*REQUIREMENT*.
Copy each line exactly.

(Dataset items)
'''
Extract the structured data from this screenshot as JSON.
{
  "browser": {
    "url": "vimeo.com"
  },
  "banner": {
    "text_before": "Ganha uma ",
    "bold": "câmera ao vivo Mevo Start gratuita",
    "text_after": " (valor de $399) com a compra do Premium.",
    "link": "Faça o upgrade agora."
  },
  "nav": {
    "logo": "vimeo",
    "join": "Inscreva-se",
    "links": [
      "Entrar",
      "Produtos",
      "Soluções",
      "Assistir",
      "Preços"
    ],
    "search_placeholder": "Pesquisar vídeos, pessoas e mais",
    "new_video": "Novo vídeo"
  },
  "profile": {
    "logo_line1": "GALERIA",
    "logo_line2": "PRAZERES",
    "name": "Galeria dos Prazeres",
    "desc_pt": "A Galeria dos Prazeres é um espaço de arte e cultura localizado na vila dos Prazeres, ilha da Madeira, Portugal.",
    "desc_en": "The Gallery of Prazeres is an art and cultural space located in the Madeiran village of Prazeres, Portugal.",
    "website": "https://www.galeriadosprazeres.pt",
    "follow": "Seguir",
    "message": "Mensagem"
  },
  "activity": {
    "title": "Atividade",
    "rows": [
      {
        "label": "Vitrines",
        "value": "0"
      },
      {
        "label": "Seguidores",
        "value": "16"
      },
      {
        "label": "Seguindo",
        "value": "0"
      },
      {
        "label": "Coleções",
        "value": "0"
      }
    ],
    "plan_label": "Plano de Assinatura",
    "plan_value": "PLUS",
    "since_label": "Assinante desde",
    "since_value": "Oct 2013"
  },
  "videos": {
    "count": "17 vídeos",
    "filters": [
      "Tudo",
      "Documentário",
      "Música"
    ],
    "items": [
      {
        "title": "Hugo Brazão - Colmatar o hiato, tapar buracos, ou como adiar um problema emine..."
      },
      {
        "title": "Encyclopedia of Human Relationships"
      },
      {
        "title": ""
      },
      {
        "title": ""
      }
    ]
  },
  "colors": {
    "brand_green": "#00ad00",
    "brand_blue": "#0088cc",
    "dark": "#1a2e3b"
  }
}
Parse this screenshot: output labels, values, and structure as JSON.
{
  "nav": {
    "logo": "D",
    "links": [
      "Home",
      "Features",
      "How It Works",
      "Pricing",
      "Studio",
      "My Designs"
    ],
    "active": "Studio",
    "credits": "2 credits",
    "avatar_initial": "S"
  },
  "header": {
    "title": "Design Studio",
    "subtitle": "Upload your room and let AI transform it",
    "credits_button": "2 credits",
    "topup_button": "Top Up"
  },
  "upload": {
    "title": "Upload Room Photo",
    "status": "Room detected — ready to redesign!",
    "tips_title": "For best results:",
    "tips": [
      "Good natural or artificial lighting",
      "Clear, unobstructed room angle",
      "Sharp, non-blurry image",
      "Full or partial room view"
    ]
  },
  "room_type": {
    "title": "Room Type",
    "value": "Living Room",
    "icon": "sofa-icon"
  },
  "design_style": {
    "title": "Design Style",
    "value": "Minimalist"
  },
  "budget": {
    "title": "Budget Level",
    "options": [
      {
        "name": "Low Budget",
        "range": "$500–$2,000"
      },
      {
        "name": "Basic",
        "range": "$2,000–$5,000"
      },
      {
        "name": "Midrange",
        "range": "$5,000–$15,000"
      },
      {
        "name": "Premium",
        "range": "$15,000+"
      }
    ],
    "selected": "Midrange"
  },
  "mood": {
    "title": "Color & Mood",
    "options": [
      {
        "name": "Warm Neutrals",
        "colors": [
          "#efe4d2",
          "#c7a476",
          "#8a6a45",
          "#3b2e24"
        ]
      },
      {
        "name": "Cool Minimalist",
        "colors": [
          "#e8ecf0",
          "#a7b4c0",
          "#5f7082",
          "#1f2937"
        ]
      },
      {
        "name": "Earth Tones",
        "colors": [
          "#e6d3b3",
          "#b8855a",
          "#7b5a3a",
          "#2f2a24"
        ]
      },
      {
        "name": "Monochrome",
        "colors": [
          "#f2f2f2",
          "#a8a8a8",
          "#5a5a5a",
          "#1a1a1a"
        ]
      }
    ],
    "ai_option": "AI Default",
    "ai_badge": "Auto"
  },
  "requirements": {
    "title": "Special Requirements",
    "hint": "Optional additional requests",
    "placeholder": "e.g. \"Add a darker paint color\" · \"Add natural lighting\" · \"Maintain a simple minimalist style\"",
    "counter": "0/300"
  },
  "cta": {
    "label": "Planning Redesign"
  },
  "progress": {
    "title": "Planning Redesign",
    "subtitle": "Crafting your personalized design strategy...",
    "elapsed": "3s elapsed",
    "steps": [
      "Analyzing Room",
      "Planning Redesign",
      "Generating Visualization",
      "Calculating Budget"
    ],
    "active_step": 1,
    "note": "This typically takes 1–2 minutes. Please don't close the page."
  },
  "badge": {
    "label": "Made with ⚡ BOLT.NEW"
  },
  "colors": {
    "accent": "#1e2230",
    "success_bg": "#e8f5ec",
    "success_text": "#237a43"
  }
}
'''
*ANSWER TO THIS TASK*.
Extract the structured data from this screenshot as JSON.
{
  "browser": {
    "url": "vimeo.com"
  },
  "banner": {
    "text_before": "Ganha uma ",
    "bold": "câmera ao vivo Mevo Start gratuita",
    "text_after": " (valor de $399) com a compra do Premium.",
    "link": "Faça o upgrade agora."
  },
  "nav": {
    "logo": "vimeo",
    "join": "Inscreva-se",
    "links": [
      "Entrar",
      "Produtos",
      "Soluções",
      "Assistir",
      "Preços"
    ],
    "search_placeholder": "Pesquisar vídeos, pessoas e mais",
    "new_video": "Novo vídeo"
  },
  "profile": {
    "logo_line1": "GALERIA",
    "logo_line2": "PRAZERES",
    "name": "Galeria dos Prazeres",
    "desc_pt": "A Galeria dos Prazeres é um espaço de arte e cultura localizado na vila dos Prazeres, ilha da Madeira, Portugal.",
    "desc_en": "The Gallery of Prazeres is an art and cultural space located in the Madeiran village of Prazeres, Portugal.",
    "website": "https://www.galeriadosprazeres.pt",
    "follow": "Seguir",
    "message": "Mensagem"
  },
  "activity": {
    "title": "Atividade",
    "rows": [
      {
        "label": "Vitrines",
        "value": "0"
      },
      {
        "label": "Seguidores",
        "value": "16"
      },
      {
        "label": "Seguindo",
        "value": "0"
      },
      {
        "label": "Coleções",
        "value": "0"
      }
    ],
    "plan_label": "Plano de Assinatura",
    "plan_value": "PLUS",
    "since_label": "Assinante desde",
    "since_value": "Oct 2013"
  },
  "videos": {
    "count": "17 vídeos",
    "filters": [
      "Tudo",
      "Documentário",
      "Música"
    ],
    "items": [
      {
        "title": "Hugo Brazão - Colmatar o hiato, tapar buracos, ou como adiar um problema emine..."
      },
      {
        "title": "Encyclopedia of Human Relationships"
      },
      {
        "title": ""
      },
      {
        "title": ""
      }
    ]
  },
  "colors": {
    "brand_green": "#00ad00",
    "brand_blue": "#0088cc",
    "dark": "#1a2e3b"
  }
}
Parse this screenshot: output labels, values, and structure as JSON.
{
  "nav": {
    "logo": "D",
    "links": [
      "Home",
      "Features",
      "How It Works",
      "Pricing",
      "Studio",
      "My Designs"
    ],
    "active": "Studio",
    "credits": "2 credits",
    "avatar_initial": "S"
  },
  "header": {
    "title": "Design Studio",
    "subtitle": "Upload your room and let AI transform it",
    "credits_button": "2 credits",
    "topup_button": "Top Up"
  },
  "upload": {
    "title": "Upload Room Photo",
    "status": "Room detected — ready to redesign!",
    "tips_title": "For best results:",
    "tips": [
      "Good natural or artificial lighting",
      "Clear, unobstructed room angle",
      "Sharp, non-blurry image",
      "Full or partial room view"
    ]
  },
  "room_type": {
    "title": "Room Type",
    "value": "Living Room",
    "icon": "sofa-icon"
  },
  "design_style": {
    "title": "Design Style",
    "value": "Minimalist"
  },
  "budget": {
    "title": "Budget Level",
    "options": [
      {
        "name": "Low Budget",
        "range": "$500–$2,000"
      },
      {
        "name": "Basic",
        "range": "$2,000–$5,000"
      },
      {
        "name": "Midrange",
        "range": "$5,000–$15,000"
      },
      {
        "name": "Premium",
        "range": "$15,000+"
      }
    ],
    "selected": "Midrange"
  },
  "mood": {
    "title": "Color & Mood",
    "options": [
      {
        "name": "Warm Neutrals",
        "colors": [
          "#efe4d2",
          "#c7a476",
          "#8a6a45",
          "#3b2e24"
        ]
      },
      {
        "name": "Cool Minimalist",
        "colors": [
          "#e8ecf0",
          "#a7b4c0",
          "#5f7082",
          "#1f2937"
        ]
      },
      {
        "name": "Earth Tones",
        "colors": [
          "#e6d3b3",
          "#b8855a",
          "#7b5a3a",
          "#2f2a24"
        ]
      },
      {
        "name": "Monochrome",
        "colors": [
          "#f2f2f2",
          "#a8a8a8",
          "#5a5a5a",
          "#1a1a1a"
        ]
      }
    ],
    "ai_option": "AI Default",
    "ai_badge": "Auto"
  },
  "requirements": {
    "title": "Special Requirements",
    "hint": "Optional additional requests",
    "placeholder": "e.g. \"Add a darker paint color\" · \"Add natural lighting\" · \"Maintain a simple minimalist style\"",
    "counter": "0/300"
  },
  "cta": {
    "label": "Planning Redesign"
  },
  "progress": {
    "title": "Planning Redesign",
    "subtitle": "Crafting your personalized design strategy...",
    "elapsed": "3s elapsed",
    "steps": [
      "Analyzing Room",
      "Planning Redesign",
      "Generating Visualization",
      "Calculating Budget"
    ],
    "active_step": 1,
    "note": "This typically takes 1–2 minutes. Please don't close the page."
  },
  "badge": {
    "label": "Made with ⚡ BOLT.NEW"
  },
  "colors": {
    "accent": "#1e2230",
    "success_bg": "#e8f5ec",
    "success_text": "#237a43"
  }
}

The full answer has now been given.